[Start of Data for this exercise]

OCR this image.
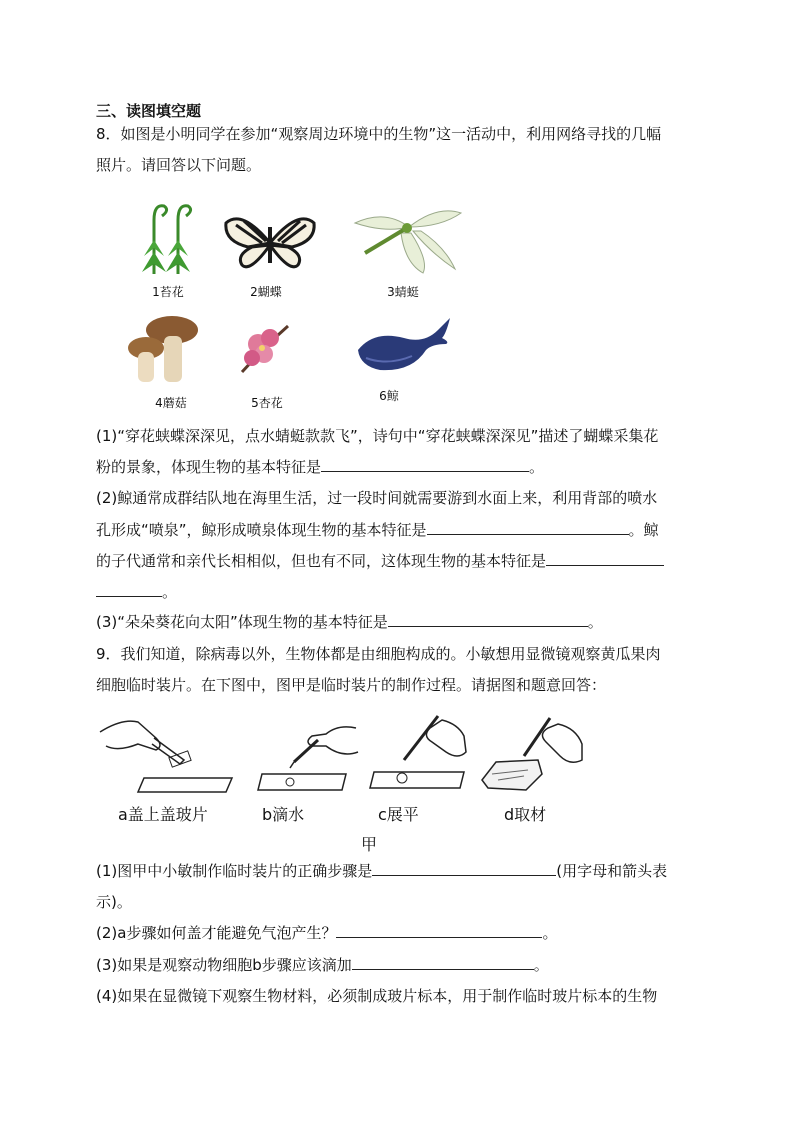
三、读图填空题
8．如图是小明同学在参加“观察周边环境中的生物”这一活动中，利用网络寻找的几幅
照片。请回答以下问题。
1苔花	2蝴蝶	3蜻蜓
4蘑菇	5杏花	6鲸
(1)“穿花蛱蝶深深见，点水蜻蜓款款飞”，诗句中“穿花蛱蝶深深见”描述了蝴蝶采集花
粉的景象，体现生物的基本特征是	。
(2)鲸通常成群结队地在海里生活，过一段时间就需要游到水面上来，利用背部的喷水
孔形成“喷泉”，鲸形成喷泉体现生物的基本特征是	。鲸
的子代通常和亲代长相相似，但也有不同，这体现生物的基本特征是
。
(3)“朵朵葵花向太阳”体现生物的基本特征是	。
9．我们知道，除病毒以外，生物体都是由细胞构成的。小敏想用显微镜观察黄瓜果肉
细胞临时装片。在下图中，图甲是临时装片的制作过程。请据图和题意回答：
a盖上盖玻片	b滴水	c展平	d取材
甲
(1)图甲中小敏制作临时装片的正确步骤是	(用字母和箭头表
示)。
(2)a步骤如何盖才能避免气泡产生？	。
(3)如果是观察动物细胞b步骤应该滴加	。
(4)如果在显微镜下观察生物材料，必须制成玻片标本，用于制作临时玻片标本的生物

[End of Data for this exercise]

What needs to be done: Without the pictures, copy the material exactly as given.

Written reply:
OCR this image.
三、读图填空题
8．如图是小明同学在参加“观察周边环境中的生物”这一活动中，利用网络寻找的几幅
照片。请回答以下问题。
1苔花	2蝴蝶	3蜻蜓
4蘑菇	5杏花	6鲸
(1)“穿花蛱蝶深深见，点水蜻蜓款款飞”，诗句中“穿花蛱蝶深深见”描述了蝴蝶采集花
粉的景象，体现生物的基本特征是	。
(2)鲸通常成群结队地在海里生活，过一段时间就需要游到水面上来，利用背部的喷水
孔形成“喷泉”，鲸形成喷泉体现生物的基本特征是	。鲸
的子代通常和亲代长相相似，但也有不同，这体现生物的基本特征是
。
(3)“朵朵葵花向太阳”体现生物的基本特征是	。
9．我们知道，除病毒以外，生物体都是由细胞构成的。小敏想用显微镜观察黄瓜果肉
细胞临时装片。在下图中，图甲是临时装片的制作过程。请据图和题意回答：
a盖上盖玻片	b滴水	c展平	d取材
甲
(1)图甲中小敏制作临时装片的正确步骤是	(用字母和箭头表
示)。
(2)a步骤如何盖才能避免气泡产生？	。
(3)如果是观察动物细胞b步骤应该滴加	。
(4)如果在显微镜下观察生物材料，必须制成玻片标本，用于制作临时玻片标本的生物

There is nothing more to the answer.